SHORT EXERCISE: All of the material below is to be returned exactly.

SUPPLIED DATA:
........

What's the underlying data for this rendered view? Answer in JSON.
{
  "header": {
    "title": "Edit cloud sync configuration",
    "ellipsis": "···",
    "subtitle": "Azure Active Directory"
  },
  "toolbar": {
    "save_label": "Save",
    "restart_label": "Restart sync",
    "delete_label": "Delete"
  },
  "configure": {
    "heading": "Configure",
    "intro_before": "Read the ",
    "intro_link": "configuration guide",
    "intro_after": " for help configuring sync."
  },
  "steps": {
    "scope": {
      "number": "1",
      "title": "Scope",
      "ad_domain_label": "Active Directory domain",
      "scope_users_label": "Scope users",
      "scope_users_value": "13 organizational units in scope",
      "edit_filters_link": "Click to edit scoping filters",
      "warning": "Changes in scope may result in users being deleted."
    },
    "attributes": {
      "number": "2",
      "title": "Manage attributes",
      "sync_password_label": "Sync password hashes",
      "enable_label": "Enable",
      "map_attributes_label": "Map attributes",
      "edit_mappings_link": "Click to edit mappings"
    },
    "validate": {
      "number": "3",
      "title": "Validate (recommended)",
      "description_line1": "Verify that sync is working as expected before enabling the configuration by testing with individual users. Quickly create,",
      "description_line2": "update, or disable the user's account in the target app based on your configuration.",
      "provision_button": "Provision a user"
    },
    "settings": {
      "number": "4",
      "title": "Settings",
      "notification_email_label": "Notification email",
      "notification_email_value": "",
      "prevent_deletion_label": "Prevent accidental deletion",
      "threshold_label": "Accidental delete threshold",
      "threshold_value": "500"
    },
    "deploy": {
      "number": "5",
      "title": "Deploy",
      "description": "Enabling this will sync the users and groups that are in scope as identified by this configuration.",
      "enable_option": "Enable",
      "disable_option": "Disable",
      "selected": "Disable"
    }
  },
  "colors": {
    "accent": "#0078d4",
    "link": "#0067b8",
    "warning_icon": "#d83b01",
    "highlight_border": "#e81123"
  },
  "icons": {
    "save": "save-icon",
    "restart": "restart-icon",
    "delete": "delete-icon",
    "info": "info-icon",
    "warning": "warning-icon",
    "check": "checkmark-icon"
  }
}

........

OUTPUT OF THE TASK:
What's the underlying data for this rendered view? Answer in JSON.
{
  "header": {
    "title": "Edit cloud sync configuration",
    "ellipsis": "···",
    "subtitle": "Azure Active Directory"
  },
  "toolbar": {
    "save_label": "Save",
    "restart_label": "Restart sync",
    "delete_label": "Delete"
  },
  "configure": {
    "heading": "Configure",
    "intro_before": "Read the ",
    "intro_link": "configuration guide",
    "intro_after": " for help configuring sync."
  },
  "steps": {
    "scope": {
      "number": "1",
      "title": "Scope",
      "ad_domain_label": "Active Directory domain",
      "scope_users_label": "Scope users",
      "scope_users_value": "13 organizational units in scope",
      "edit_filters_link": "Click to edit scoping filters",
      "warning": "Changes in scope may result in users being deleted."
    },
    "attributes": {
      "number": "2",
      "title": "Manage attributes",
      "sync_password_label": "Sync password hashes",
      "enable_label": "Enable",
      "map_attributes_label": "Map attributes",
      "edit_mappings_link": "Click to edit mappings"
    },
    "validate": {
      "number": "3",
      "title": "Validate (recommended)",
      "description_line1": "Verify that sync is working as expected before enabling the configuration by testing with individual users. Quickly create,",
      "description_line2": "update, or disable the user's account in the target app based on your configuration.",
      "provision_button": "Provision a user"
    },
    "settings": {
      "number": "4",
      "title": "Settings",
      "notification_email_label": "Notification email",
      "notification_email_value": "",
      "prevent_deletion_label": "Prevent accidental deletion",
      "threshold_label": "Accidental delete threshold",
      "threshold_value": "500"
    },
    "deploy": {
      "number": "5",
      "title": "Deploy",
      "description": "Enabling this will sync the users and groups that are in scope as identified by this configuration.",
      "enable_option": "Enable",
      "disable_option": "Disable",
      "selected": "Disable"
    }
  },
  "colors": {
    "accent": "#0078d4",
    "link": "#0067b8",
    "warning_icon": "#d83b01",
    "highlight_border": "#e81123"
  },
  "icons": {
    "save": "save-icon",
    "restart": "restart-icon",
    "delete": "delete-icon",
    "info": "info-icon",
    "warning": "warning-icon",
    "check": "checkmark-icon"
  }
}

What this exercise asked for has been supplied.